— BEGIN —

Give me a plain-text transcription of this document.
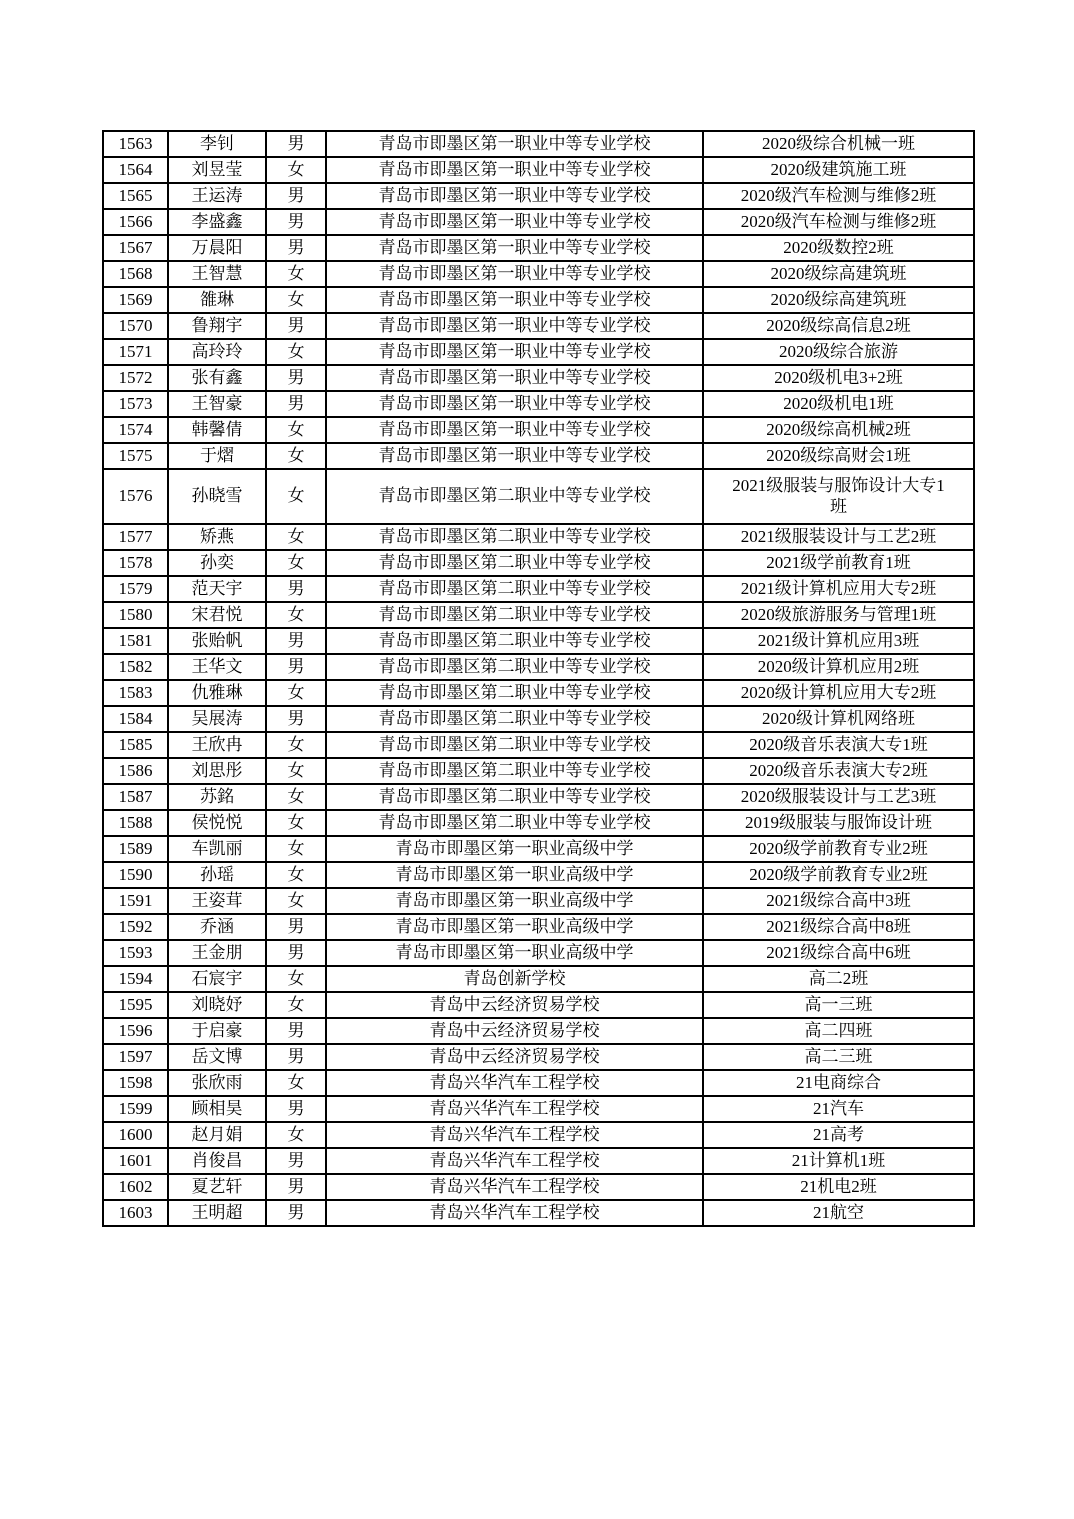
1563	李钊	男	青岛市即墨区第一职业中等专业学校	2020级综合机械一班
1564	刘昱莹	女	青岛市即墨区第一职业中等专业学校	2020级建筑施工班
1565	王运涛	男	青岛市即墨区第一职业中等专业学校	2020级汽车检测与维修2班
1566	李盛鑫	男	青岛市即墨区第一职业中等专业学校	2020级汽车检测与维修2班
1567	万晨阳	男	青岛市即墨区第一职业中等专业学校	2020级数控2班
1568	王智慧	女	青岛市即墨区第一职业中等专业学校	2020级综高建筑班
1569	雒琳	女	青岛市即墨区第一职业中等专业学校	2020级综高建筑班
1570	鲁翔宇	男	青岛市即墨区第一职业中等专业学校	2020级综高信息2班
1571	高玲玲	女	青岛市即墨区第一职业中等专业学校	2020级综合旅游
1572	张有鑫	男	青岛市即墨区第一职业中等专业学校	2020级机电3+2班
1573	王智豪	男	青岛市即墨区第一职业中等专业学校	2020级机电1班
1574	韩馨倩	女	青岛市即墨区第一职业中等专业学校	2020级综高机械2班
1575	于熠	女	青岛市即墨区第一职业中等专业学校	2020级综高财会1班
1576	孙晓雪	女	青岛市即墨区第二职业中等专业学校	2021级服装与服饰设计大专1班
1577	矫燕	女	青岛市即墨区第二职业中等专业学校	2021级服装设计与工艺2班
1578	孙奕	女	青岛市即墨区第二职业中等专业学校	2021级学前教育1班
1579	范天宇	男	青岛市即墨区第二职业中等专业学校	2021级计算机应用大专2班
1580	宋君悦	女	青岛市即墨区第二职业中等专业学校	2020级旅游服务与管理1班
1581	张贻帆	男	青岛市即墨区第二职业中等专业学校	2021级计算机应用3班
1582	王华文	男	青岛市即墨区第二职业中等专业学校	2020级计算机应用2班
1583	仇雅琳	女	青岛市即墨区第二职业中等专业学校	2020级计算机应用大专2班
1584	吴展涛	男	青岛市即墨区第二职业中等专业学校	2020级计算机网络班
1585	王欣冉	女	青岛市即墨区第二职业中等专业学校	2020级音乐表演大专1班
1586	刘思彤	女	青岛市即墨区第二职业中等专业学校	2020级音乐表演大专2班
1587	苏銘	女	青岛市即墨区第二职业中等专业学校	2020级服装设计与工艺3班
1588	侯悦悦	女	青岛市即墨区第二职业中等专业学校	2019级服装与服饰设计班
1589	车凯丽	女	青岛市即墨区第一职业高级中学	2020级学前教育专业2班
1590	孙瑶	女	青岛市即墨区第一职业高级中学	2020级学前教育专业2班
1591	王姿茸	女	青岛市即墨区第一职业高级中学	2021级综合高中3班
1592	乔涵	男	青岛市即墨区第一职业高级中学	2021级综合高中8班
1593	王金朋	男	青岛市即墨区第一职业高级中学	2021级综合高中6班
1594	石宸宇	女	青岛创新学校	高二2班
1595	刘晓妤	女	青岛中云经济贸易学校	高一三班
1596	于启豪	男	青岛中云经济贸易学校	高二四班
1597	岳文博	男	青岛中云经济贸易学校	高二三班
1598	张欣雨	女	青岛兴华汽车工程学校	21电商综合
1599	顾相昊	男	青岛兴华汽车工程学校	21汽车
1600	赵月娟	女	青岛兴华汽车工程学校	21高考
1601	肖俊昌	男	青岛兴华汽车工程学校	21计算机1班
1602	夏艺轩	男	青岛兴华汽车工程学校	21机电2班
1603	王明超	男	青岛兴华汽车工程学校	21航空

— END —

_Exercise goal_
Report all lines of the data above that include the string "青岛兴华汽车工程学校".

_Result of the exercise_
1598	张欣雨	女	青岛兴华汽车工程学校	21电商综合
1599	顾相昊	男	青岛兴华汽车工程学校	21汽车
1600	赵月娟	女	青岛兴华汽车工程学校	21高考
1601	肖俊昌	男	青岛兴华汽车工程学校	21计算机1班
1602	夏艺轩	男	青岛兴华汽车工程学校	21机电2班
1603	王明超	男	青岛兴华汽车工程学校	21航空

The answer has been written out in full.